Dataset items
------------------------------------
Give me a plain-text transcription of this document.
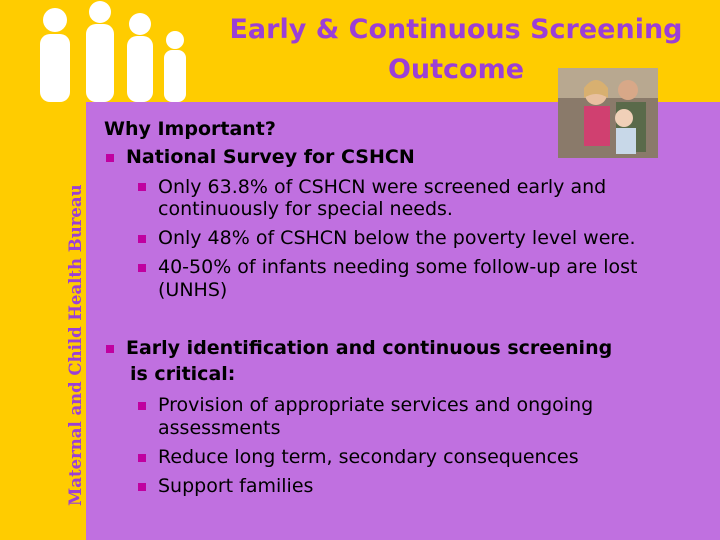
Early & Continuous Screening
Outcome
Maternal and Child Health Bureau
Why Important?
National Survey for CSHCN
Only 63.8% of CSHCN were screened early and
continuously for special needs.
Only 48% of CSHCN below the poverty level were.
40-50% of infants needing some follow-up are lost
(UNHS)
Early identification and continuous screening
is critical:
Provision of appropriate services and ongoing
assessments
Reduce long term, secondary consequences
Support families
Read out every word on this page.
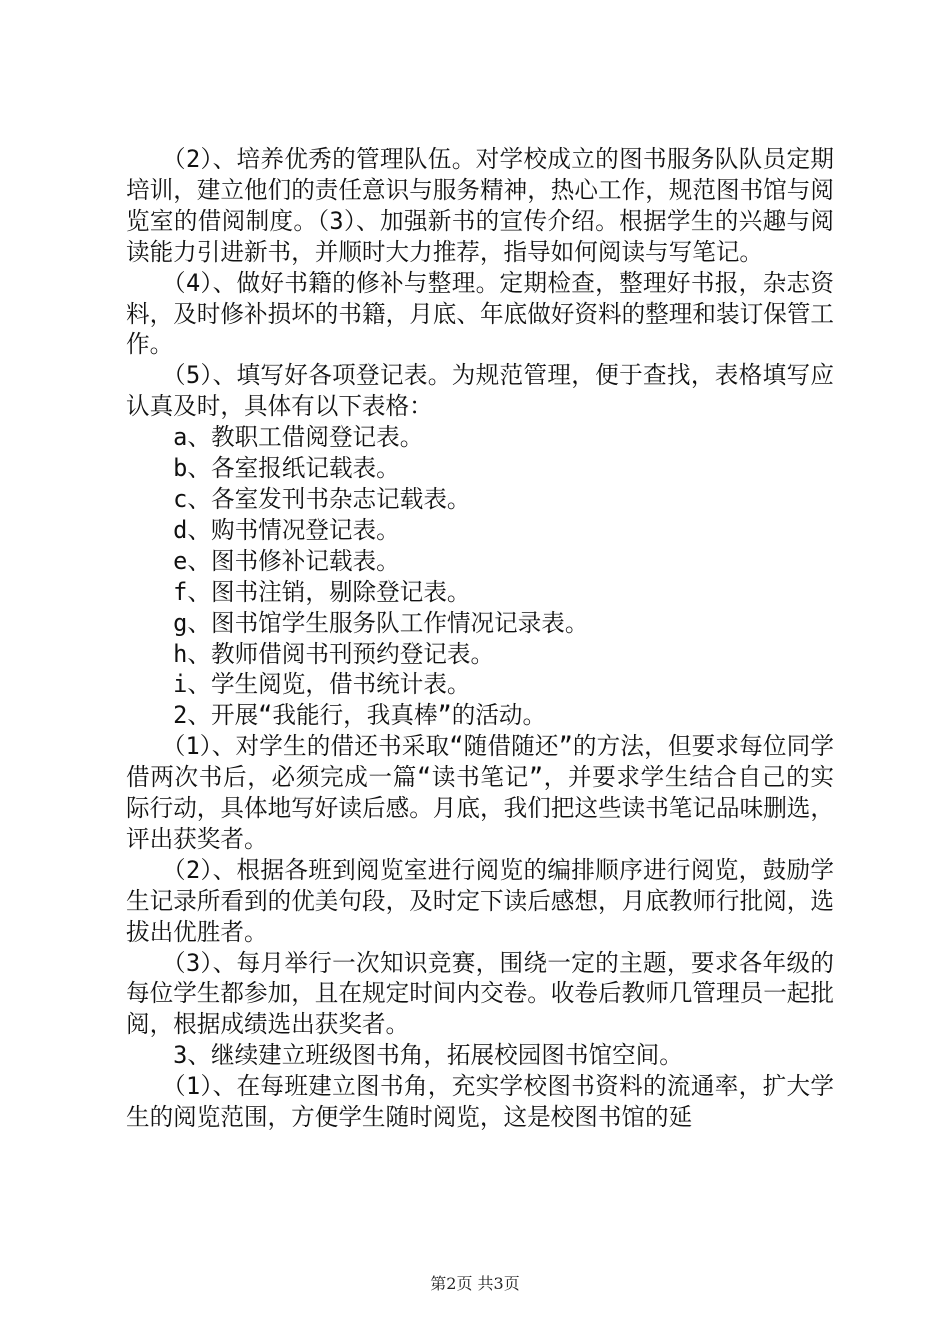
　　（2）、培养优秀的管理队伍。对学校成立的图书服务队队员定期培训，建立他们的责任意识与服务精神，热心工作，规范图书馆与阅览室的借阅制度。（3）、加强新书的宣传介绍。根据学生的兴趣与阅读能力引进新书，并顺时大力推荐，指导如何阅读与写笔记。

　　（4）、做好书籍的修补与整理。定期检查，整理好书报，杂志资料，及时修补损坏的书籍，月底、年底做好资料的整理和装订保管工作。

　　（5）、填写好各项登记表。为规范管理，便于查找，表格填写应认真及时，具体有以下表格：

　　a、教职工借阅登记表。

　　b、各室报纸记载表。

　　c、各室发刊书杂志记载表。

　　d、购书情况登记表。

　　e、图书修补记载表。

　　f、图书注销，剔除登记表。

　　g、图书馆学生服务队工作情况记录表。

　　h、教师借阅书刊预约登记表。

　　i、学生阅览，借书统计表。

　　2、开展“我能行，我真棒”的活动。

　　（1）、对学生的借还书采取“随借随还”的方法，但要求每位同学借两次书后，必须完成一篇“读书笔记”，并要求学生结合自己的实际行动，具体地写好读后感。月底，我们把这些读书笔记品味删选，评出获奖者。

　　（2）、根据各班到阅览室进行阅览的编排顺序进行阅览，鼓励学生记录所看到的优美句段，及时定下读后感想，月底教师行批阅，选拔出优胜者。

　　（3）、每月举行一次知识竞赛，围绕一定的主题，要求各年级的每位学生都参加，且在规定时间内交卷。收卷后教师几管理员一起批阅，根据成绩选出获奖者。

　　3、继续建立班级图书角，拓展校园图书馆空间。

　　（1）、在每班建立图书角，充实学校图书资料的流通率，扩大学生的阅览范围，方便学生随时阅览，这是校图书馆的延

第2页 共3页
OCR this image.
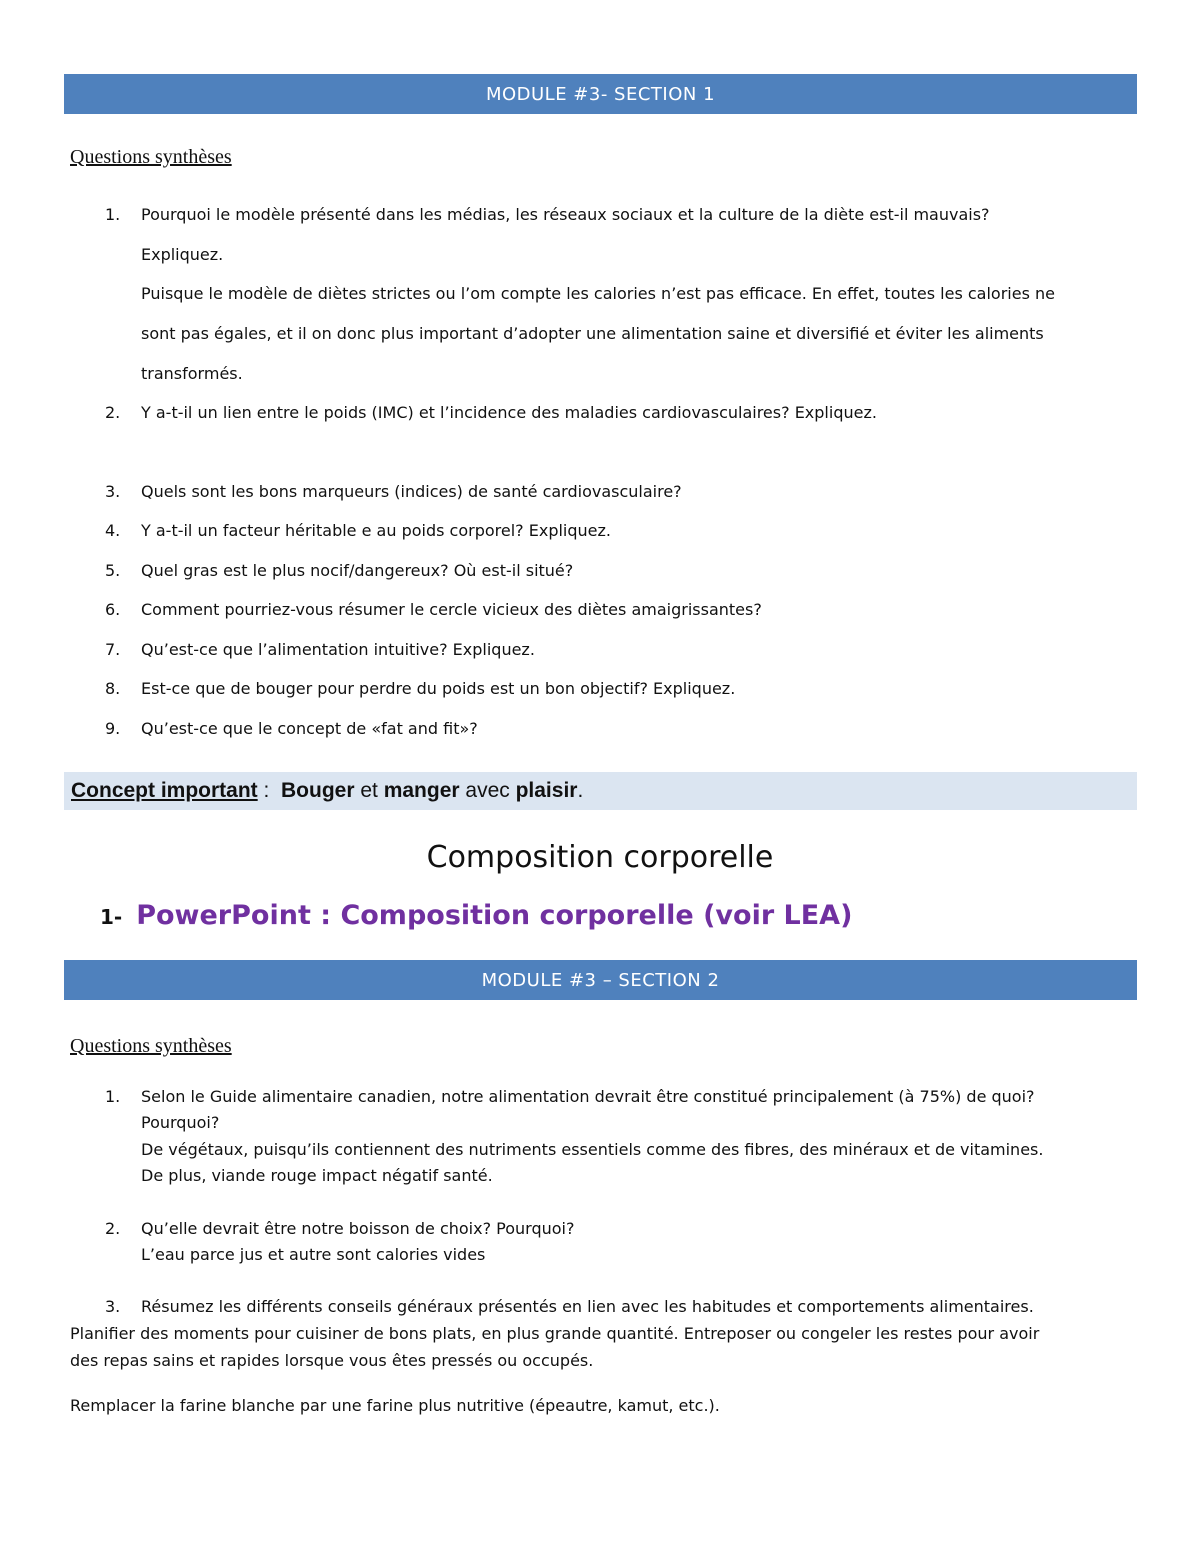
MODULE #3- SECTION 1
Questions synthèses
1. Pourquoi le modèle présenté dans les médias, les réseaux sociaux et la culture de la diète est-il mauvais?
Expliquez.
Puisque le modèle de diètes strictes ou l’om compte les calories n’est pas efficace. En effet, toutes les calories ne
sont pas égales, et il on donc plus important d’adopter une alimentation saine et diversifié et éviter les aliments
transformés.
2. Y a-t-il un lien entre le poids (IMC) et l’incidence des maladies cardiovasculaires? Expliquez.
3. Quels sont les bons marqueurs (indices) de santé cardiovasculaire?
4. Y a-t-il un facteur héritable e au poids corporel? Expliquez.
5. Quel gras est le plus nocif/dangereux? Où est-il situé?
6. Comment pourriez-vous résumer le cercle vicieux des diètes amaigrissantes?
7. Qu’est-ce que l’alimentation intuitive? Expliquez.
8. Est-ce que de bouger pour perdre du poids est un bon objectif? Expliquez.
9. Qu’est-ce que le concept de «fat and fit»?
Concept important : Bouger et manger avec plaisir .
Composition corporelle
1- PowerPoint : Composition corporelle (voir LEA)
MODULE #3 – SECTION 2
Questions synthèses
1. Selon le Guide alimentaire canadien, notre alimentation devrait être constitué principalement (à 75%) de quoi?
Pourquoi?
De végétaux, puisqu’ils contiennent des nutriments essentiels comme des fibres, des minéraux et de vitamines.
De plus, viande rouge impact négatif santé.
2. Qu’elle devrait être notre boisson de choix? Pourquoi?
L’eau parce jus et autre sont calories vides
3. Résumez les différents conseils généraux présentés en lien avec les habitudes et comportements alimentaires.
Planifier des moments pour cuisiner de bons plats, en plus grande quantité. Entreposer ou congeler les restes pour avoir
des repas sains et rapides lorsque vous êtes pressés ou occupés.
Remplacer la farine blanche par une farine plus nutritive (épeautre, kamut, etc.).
------------------------------------
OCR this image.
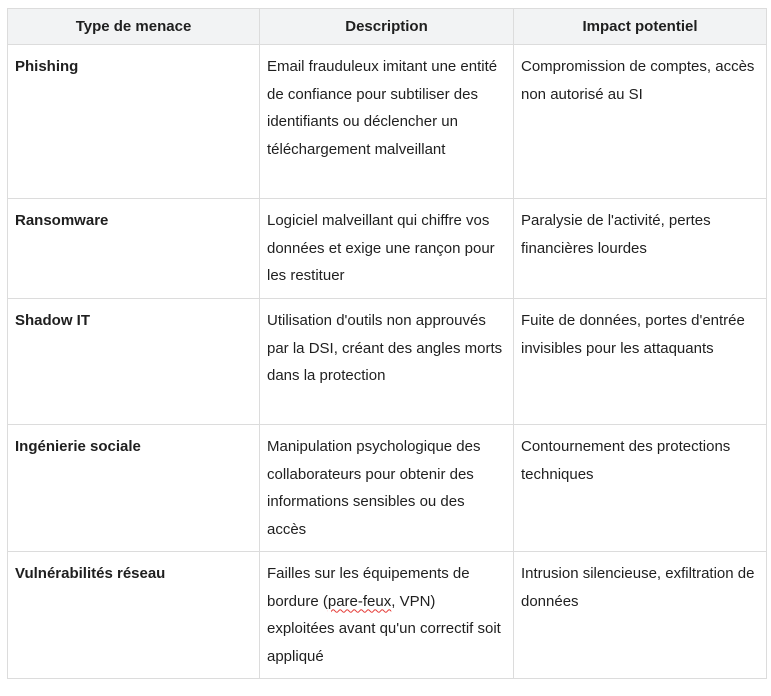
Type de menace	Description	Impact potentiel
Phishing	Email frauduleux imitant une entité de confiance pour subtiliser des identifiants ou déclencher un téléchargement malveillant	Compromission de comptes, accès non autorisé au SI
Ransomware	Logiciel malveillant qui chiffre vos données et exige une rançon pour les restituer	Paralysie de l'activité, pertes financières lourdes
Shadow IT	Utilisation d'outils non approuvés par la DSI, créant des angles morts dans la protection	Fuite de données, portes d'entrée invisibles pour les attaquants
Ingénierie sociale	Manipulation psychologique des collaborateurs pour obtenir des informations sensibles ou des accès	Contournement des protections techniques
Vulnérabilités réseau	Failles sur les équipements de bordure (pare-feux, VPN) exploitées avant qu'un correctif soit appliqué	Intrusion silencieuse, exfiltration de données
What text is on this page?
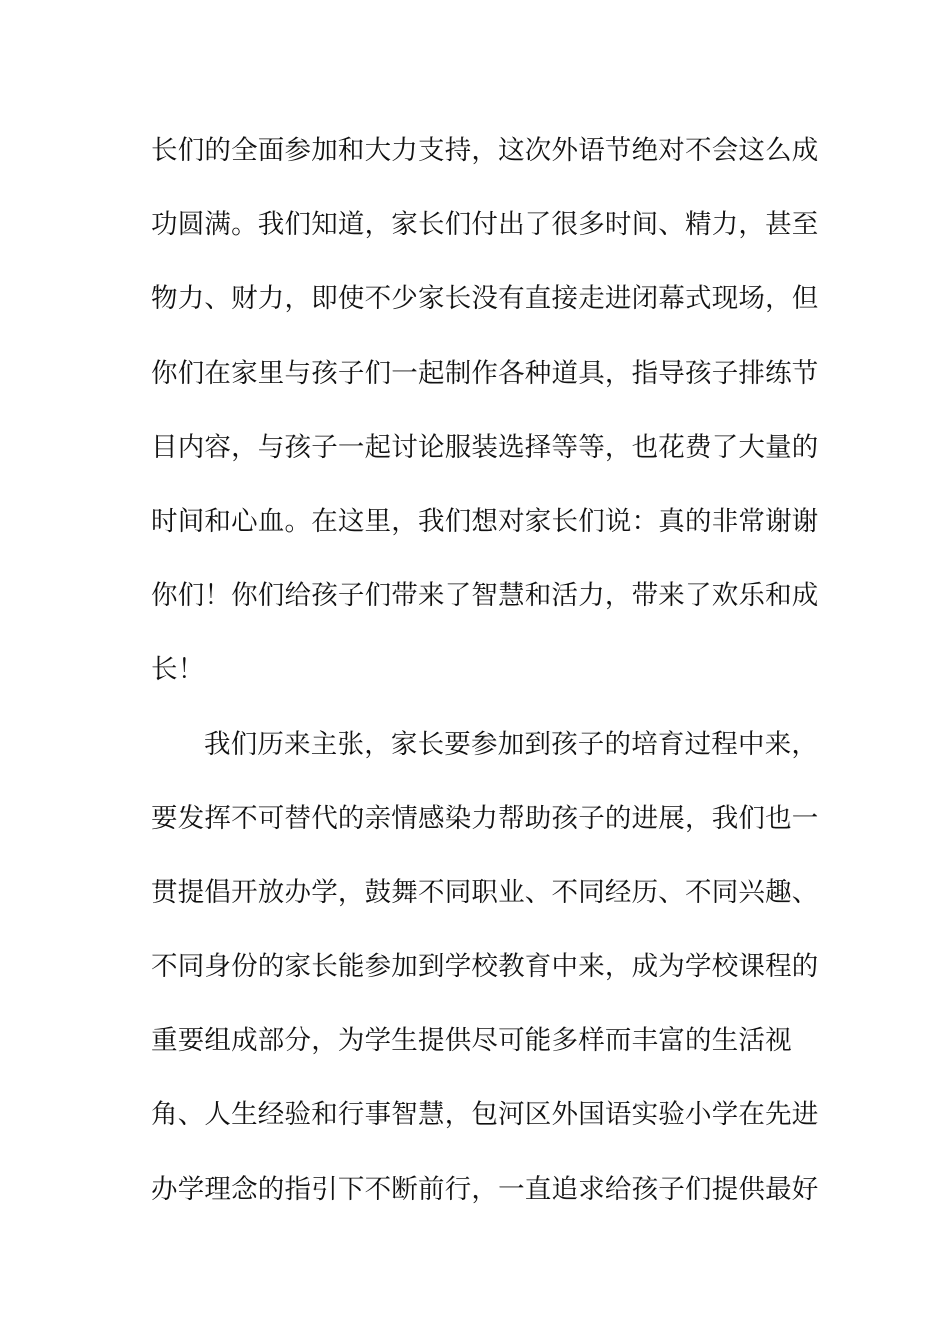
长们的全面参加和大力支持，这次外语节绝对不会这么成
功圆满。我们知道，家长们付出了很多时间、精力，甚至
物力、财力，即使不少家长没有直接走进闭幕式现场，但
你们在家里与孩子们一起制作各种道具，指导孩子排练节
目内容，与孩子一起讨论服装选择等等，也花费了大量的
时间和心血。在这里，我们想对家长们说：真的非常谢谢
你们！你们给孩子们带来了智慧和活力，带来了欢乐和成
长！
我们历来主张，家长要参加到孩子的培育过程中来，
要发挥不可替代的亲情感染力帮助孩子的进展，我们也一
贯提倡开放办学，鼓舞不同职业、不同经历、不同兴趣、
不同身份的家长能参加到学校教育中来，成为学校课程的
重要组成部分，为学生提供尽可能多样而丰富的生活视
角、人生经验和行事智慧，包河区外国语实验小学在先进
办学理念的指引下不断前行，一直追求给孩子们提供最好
------------------------------------
== REQUIREMENTS ==
How many lines of the data contain the word "être"? Answer with the number alone.

== RESPONSE TO THIS TASK ==
2